Exercise prompt: Print the records below exactly, and do not carry over any picture.

The data:
--- START ---
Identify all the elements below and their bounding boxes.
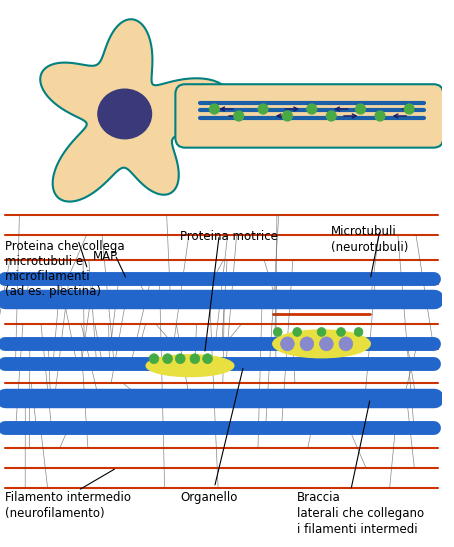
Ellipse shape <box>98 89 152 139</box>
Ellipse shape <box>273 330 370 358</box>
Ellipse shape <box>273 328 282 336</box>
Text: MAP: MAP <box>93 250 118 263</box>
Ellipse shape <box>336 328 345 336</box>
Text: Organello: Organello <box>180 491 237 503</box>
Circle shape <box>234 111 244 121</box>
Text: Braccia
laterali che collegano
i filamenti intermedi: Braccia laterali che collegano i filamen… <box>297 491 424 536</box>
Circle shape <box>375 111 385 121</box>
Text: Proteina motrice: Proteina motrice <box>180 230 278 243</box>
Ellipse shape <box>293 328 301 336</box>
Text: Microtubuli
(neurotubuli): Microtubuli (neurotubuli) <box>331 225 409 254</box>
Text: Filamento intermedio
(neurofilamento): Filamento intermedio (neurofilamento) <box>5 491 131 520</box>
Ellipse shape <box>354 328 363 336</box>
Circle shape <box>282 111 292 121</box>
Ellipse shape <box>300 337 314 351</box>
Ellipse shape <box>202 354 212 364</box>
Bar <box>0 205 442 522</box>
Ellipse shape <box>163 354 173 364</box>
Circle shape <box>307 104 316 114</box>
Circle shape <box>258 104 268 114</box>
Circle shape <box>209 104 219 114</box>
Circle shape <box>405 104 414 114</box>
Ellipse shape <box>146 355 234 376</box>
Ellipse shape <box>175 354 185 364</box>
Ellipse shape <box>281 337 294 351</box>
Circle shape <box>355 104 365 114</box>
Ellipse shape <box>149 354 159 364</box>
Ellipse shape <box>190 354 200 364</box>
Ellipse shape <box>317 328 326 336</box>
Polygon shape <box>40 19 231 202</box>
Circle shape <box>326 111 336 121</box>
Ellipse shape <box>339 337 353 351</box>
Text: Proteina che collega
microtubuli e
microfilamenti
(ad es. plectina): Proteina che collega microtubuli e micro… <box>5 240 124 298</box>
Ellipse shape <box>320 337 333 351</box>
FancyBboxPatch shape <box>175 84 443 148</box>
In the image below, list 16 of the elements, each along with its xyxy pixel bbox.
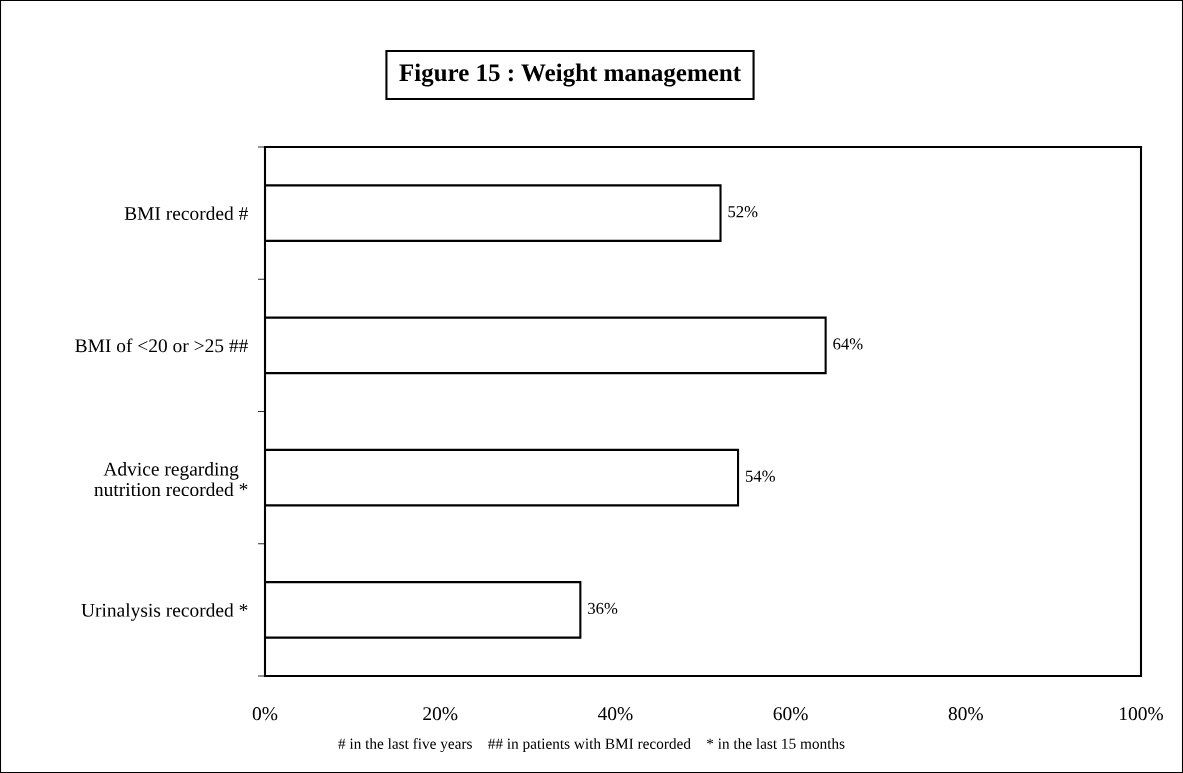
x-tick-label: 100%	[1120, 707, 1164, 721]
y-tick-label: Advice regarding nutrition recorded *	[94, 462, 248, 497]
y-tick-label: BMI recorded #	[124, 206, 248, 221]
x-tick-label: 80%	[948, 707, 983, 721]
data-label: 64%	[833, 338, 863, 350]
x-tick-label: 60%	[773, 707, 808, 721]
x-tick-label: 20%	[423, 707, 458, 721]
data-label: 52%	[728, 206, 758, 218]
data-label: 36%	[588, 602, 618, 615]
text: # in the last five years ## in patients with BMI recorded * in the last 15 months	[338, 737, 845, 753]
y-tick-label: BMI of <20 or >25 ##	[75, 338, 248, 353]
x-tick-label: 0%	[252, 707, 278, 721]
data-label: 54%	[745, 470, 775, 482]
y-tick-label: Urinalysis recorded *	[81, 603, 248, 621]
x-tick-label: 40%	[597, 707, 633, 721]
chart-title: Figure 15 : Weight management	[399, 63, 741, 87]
--- END ---
Task result:
Identify all the elements below and their bounding boxes.
Ellipse shape <box>98 89 152 139</box>
Ellipse shape <box>273 330 370 358</box>
Ellipse shape <box>273 328 282 336</box>
Text: MAP: MAP <box>93 250 118 263</box>
Ellipse shape <box>336 328 345 336</box>
Text: Organello: Organello <box>180 491 237 503</box>
Circle shape <box>234 111 244 121</box>
Text: Braccia
laterali che collegano
i filamenti intermedi: Braccia laterali che collegano i filamen… <box>297 491 424 536</box>
Circle shape <box>375 111 385 121</box>
Text: Proteina motrice: Proteina motrice <box>180 230 278 243</box>
Ellipse shape <box>293 328 301 336</box>
Text: Microtubuli
(neurotubuli): Microtubuli (neurotubuli) <box>331 225 409 254</box>
Text: Filamento intermedio
(neurofilamento): Filamento intermedio (neurofilamento) <box>5 491 131 520</box>
Ellipse shape <box>354 328 363 336</box>
Circle shape <box>282 111 292 121</box>
Ellipse shape <box>300 337 314 351</box>
Ellipse shape <box>202 354 212 364</box>
Bar <box>0 205 442 522</box>
Ellipse shape <box>163 354 173 364</box>
Circle shape <box>307 104 316 114</box>
Circle shape <box>258 104 268 114</box>
Circle shape <box>209 104 219 114</box>
Circle shape <box>405 104 414 114</box>
Ellipse shape <box>146 355 234 376</box>
Ellipse shape <box>175 354 185 364</box>
Ellipse shape <box>281 337 294 351</box>
Circle shape <box>355 104 365 114</box>
Ellipse shape <box>149 354 159 364</box>
Ellipse shape <box>190 354 200 364</box>
Ellipse shape <box>317 328 326 336</box>
Polygon shape <box>40 19 231 202</box>
Circle shape <box>326 111 336 121</box>
Ellipse shape <box>339 337 353 351</box>
Text: Proteina che collega
microtubuli e
microfilamenti
(ad es. plectina): Proteina che collega microtubuli e micro… <box>5 240 124 298</box>
Ellipse shape <box>320 337 333 351</box>
FancyBboxPatch shape <box>175 84 443 148</box>
In the image below, list 16 of the elements, each along with its xyxy pixel bbox.
x-tick-label: 100%	[1120, 707, 1164, 721]
y-tick-label: Advice regarding nutrition recorded *	[94, 462, 248, 497]
y-tick-label: BMI recorded #	[124, 206, 248, 221]
x-tick-label: 80%	[948, 707, 983, 721]
data-label: 64%	[833, 338, 863, 350]
x-tick-label: 60%	[773, 707, 808, 721]
x-tick-label: 20%	[423, 707, 458, 721]
data-label: 52%	[728, 206, 758, 218]
data-label: 36%	[588, 602, 618, 615]
text: # in the last five years ## in patients with BMI recorded * in the last 15 months	[338, 737, 845, 753]
y-tick-label: BMI of <20 or >25 ##	[75, 338, 248, 353]
x-tick-label: 0%	[252, 707, 278, 721]
data-label: 54%	[745, 470, 775, 482]
y-tick-label: Urinalysis recorded *	[81, 603, 248, 621]
x-tick-label: 40%	[597, 707, 633, 721]
chart-title: Figure 15 : Weight management	[399, 63, 741, 87]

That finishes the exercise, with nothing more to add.